→ **Task data**
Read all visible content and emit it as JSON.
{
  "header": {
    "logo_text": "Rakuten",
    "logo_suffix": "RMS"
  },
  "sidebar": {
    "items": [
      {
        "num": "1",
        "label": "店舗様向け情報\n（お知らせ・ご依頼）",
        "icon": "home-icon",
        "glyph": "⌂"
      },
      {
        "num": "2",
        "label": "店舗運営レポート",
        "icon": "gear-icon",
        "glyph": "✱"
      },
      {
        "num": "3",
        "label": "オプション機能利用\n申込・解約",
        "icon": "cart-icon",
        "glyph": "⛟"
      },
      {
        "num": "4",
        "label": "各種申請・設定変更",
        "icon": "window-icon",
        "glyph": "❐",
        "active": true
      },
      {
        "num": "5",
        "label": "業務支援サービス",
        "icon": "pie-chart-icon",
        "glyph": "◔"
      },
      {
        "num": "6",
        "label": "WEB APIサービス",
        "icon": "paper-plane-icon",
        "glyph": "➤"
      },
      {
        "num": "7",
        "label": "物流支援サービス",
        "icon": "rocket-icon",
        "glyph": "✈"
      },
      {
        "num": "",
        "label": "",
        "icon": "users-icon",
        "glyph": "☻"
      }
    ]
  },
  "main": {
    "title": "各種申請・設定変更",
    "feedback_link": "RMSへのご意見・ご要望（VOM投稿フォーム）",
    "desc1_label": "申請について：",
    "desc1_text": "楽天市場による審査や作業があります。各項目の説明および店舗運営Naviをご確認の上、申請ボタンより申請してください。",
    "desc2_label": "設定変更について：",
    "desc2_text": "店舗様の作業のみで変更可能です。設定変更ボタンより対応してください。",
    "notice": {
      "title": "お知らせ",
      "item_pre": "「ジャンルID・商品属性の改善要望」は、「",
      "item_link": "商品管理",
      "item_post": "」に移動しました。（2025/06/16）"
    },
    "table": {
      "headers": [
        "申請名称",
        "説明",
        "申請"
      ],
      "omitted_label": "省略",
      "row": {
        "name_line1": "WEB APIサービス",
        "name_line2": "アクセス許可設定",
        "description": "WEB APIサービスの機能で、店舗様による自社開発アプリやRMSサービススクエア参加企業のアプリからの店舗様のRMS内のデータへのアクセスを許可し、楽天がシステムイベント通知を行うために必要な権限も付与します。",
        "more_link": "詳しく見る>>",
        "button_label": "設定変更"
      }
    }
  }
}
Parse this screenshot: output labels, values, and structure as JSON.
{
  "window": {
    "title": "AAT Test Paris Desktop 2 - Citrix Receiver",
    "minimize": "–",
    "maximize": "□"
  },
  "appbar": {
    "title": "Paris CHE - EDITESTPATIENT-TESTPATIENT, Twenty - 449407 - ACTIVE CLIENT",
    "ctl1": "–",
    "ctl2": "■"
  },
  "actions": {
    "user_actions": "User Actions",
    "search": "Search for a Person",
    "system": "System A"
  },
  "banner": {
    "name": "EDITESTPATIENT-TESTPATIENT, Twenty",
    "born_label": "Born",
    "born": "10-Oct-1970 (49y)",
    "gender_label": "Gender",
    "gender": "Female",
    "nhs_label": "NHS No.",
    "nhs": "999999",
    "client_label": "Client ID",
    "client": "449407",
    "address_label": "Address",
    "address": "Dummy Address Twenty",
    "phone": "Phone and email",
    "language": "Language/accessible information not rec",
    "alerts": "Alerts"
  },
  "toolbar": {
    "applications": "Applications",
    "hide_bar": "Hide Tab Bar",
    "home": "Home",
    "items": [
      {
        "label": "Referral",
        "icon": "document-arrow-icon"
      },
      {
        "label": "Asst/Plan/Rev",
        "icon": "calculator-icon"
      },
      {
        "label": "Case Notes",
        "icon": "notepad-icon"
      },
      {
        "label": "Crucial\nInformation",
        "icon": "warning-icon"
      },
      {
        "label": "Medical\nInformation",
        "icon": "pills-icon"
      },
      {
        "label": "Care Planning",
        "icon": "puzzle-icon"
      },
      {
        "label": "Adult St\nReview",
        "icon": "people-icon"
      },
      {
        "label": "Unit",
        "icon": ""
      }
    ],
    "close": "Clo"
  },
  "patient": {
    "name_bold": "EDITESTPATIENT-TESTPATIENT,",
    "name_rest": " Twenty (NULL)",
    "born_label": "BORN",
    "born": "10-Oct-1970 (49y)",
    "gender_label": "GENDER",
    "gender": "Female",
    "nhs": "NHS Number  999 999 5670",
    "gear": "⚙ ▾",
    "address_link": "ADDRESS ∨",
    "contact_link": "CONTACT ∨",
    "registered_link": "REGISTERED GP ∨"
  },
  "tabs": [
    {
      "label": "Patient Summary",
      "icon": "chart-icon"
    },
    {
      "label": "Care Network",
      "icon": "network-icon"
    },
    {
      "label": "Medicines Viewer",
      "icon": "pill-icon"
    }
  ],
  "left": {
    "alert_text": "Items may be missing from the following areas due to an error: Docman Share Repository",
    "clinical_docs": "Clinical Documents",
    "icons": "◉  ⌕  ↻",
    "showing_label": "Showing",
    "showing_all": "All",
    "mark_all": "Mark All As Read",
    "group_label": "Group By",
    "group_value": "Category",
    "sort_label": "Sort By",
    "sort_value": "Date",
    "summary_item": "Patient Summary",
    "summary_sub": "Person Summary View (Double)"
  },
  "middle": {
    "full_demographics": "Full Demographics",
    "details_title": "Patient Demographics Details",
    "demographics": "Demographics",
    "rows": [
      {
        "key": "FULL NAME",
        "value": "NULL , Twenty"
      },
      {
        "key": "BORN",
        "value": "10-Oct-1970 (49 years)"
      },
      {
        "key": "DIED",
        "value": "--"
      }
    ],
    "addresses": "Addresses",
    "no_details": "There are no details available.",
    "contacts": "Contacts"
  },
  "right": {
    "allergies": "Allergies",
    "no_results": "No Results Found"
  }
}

→ **Brief**
Return each entry from the material above exactly as it appears.

→ **Exercise result**
Read all visible content and emit it as JSON.
{
  "header": {
    "logo_text": "Rakuten",
    "logo_suffix": "RMS"
  },
  "sidebar": {
    "items": [
      {
        "num": "1",
        "label": "店舗様向け情報\n（お知らせ・ご依頼）",
        "icon": "home-icon",
        "glyph": "⌂"
      },
      {
        "num": "2",
        "label": "店舗運営レポート",
        "icon": "gear-icon",
        "glyph": "✱"
      },
      {
        "num": "3",
        "label": "オプション機能利用\n申込・解約",
        "icon": "cart-icon",
        "glyph": "⛟"
      },
      {
        "num": "4",
        "label": "各種申請・設定変更",
        "icon": "window-icon",
        "glyph": "❐",
        "active": true
      },
      {
        "num": "5",
        "label": "業務支援サービス",
        "icon": "pie-chart-icon",
        "glyph": "◔"
      },
      {
        "num": "6",
        "label": "WEB APIサービス",
        "icon": "paper-plane-icon",
        "glyph": "➤"
      },
      {
        "num": "7",
        "label": "物流支援サービス",
        "icon": "rocket-icon",
        "glyph": "✈"
      },
      {
        "num": "",
        "label": "",
        "icon": "users-icon",
        "glyph": "☻"
      }
    ]
  },
  "main": {
    "title": "各種申請・設定変更",
    "feedback_link": "RMSへのご意見・ご要望（VOM投稿フォーム）",
    "desc1_label": "申請について：",
    "desc1_text": "楽天市場による審査や作業があります。各項目の説明および店舗運営Naviをご確認の上、申請ボタンより申請してください。",
    "desc2_label": "設定変更について：",
    "desc2_text": "店舗様の作業のみで変更可能です。設定変更ボタンより対応してください。",
    "notice": {
      "title": "お知らせ",
      "item_pre": "「ジャンルID・商品属性の改善要望」は、「",
      "item_link": "商品管理",
      "item_post": "」に移動しました。（2025/06/16）"
    },
    "table": {
      "headers": [
        "申請名称",
        "説明",
        "申請"
      ],
      "omitted_label": "省略",
      "row": {
        "name_line1": "WEB APIサービス",
        "name_line2": "アクセス許可設定",
        "description": "WEB APIサービスの機能で、店舗様による自社開発アプリやRMSサービススクエア参加企業のアプリからの店舗様のRMS内のデータへのアクセスを許可し、楽天がシステムイベント通知を行うために必要な権限も付与します。",
        "more_link": "詳しく見る>>",
        "button_label": "設定変更"
      }
    }
  }
}
Parse this screenshot: output labels, values, and structure as JSON.
{
  "window": {
    "title": "AAT Test Paris Desktop 2 - Citrix Receiver",
    "minimize": "–",
    "maximize": "□"
  },
  "appbar": {
    "title": "Paris CHE - EDITESTPATIENT-TESTPATIENT, Twenty - 449407 - ACTIVE CLIENT",
    "ctl1": "–",
    "ctl2": "■"
  },
  "actions": {
    "user_actions": "User Actions",
    "search": "Search for a Person",
    "system": "System A"
  },
  "banner": {
    "name": "EDITESTPATIENT-TESTPATIENT, Twenty",
    "born_label": "Born",
    "born": "10-Oct-1970 (49y)",
    "gender_label": "Gender",
    "gender": "Female",
    "nhs_label": "NHS No.",
    "nhs": "999999",
    "client_label": "Client ID",
    "client": "449407",
    "address_label": "Address",
    "address": "Dummy Address Twenty",
    "phone": "Phone and email",
    "language": "Language/accessible information not rec",
    "alerts": "Alerts"
  },
  "toolbar": {
    "applications": "Applications",
    "hide_bar": "Hide Tab Bar",
    "home": "Home",
    "items": [
      {
        "label": "Referral",
        "icon": "document-arrow-icon"
      },
      {
        "label": "Asst/Plan/Rev",
        "icon": "calculator-icon"
      },
      {
        "label": "Case Notes",
        "icon": "notepad-icon"
      },
      {
        "label": "Crucial\nInformation",
        "icon": "warning-icon"
      },
      {
        "label": "Medical\nInformation",
        "icon": "pills-icon"
      },
      {
        "label": "Care Planning",
        "icon": "puzzle-icon"
      },
      {
        "label": "Adult St\nReview",
        "icon": "people-icon"
      },
      {
        "label": "Unit",
        "icon": ""
      }
    ],
    "close": "Clo"
  },
  "patient": {
    "name_bold": "EDITESTPATIENT-TESTPATIENT,",
    "name_rest": " Twenty (NULL)",
    "born_label": "BORN",
    "born": "10-Oct-1970 (49y)",
    "gender_label": "GENDER",
    "gender": "Female",
    "nhs": "NHS Number  999 999 5670",
    "gear": "⚙ ▾",
    "address_link": "ADDRESS ∨",
    "contact_link": "CONTACT ∨",
    "registered_link": "REGISTERED GP ∨"
  },
  "tabs": [
    {
      "label": "Patient Summary",
      "icon": "chart-icon"
    },
    {
      "label": "Care Network",
      "icon": "network-icon"
    },
    {
      "label": "Medicines Viewer",
      "icon": "pill-icon"
    }
  ],
  "left": {
    "alert_text": "Items may be missing from the following areas due to an error: Docman Share Repository",
    "clinical_docs": "Clinical Documents",
    "icons": "◉  ⌕  ↻",
    "showing_label": "Showing",
    "showing_all": "All",
    "mark_all": "Mark All As Read",
    "group_label": "Group By",
    "group_value": "Category",
    "sort_label": "Sort By",
    "sort_value": "Date",
    "summary_item": "Patient Summary",
    "summary_sub": "Person Summary View (Double)"
  },
  "middle": {
    "full_demographics": "Full Demographics",
    "details_title": "Patient Demographics Details",
    "demographics": "Demographics",
    "rows": [
      {
        "key": "FULL NAME",
        "value": "NULL , Twenty"
      },
      {
        "key": "BORN",
        "value": "10-Oct-1970 (49 years)"
      },
      {
        "key": "DIED",
        "value": "--"
      }
    ],
    "addresses": "Addresses",
    "no_details": "There are no details available.",
    "contacts": "Contacts"
  },
  "right": {
    "allergies": "Allergies",
    "no_results": "No Results Found"
  }
}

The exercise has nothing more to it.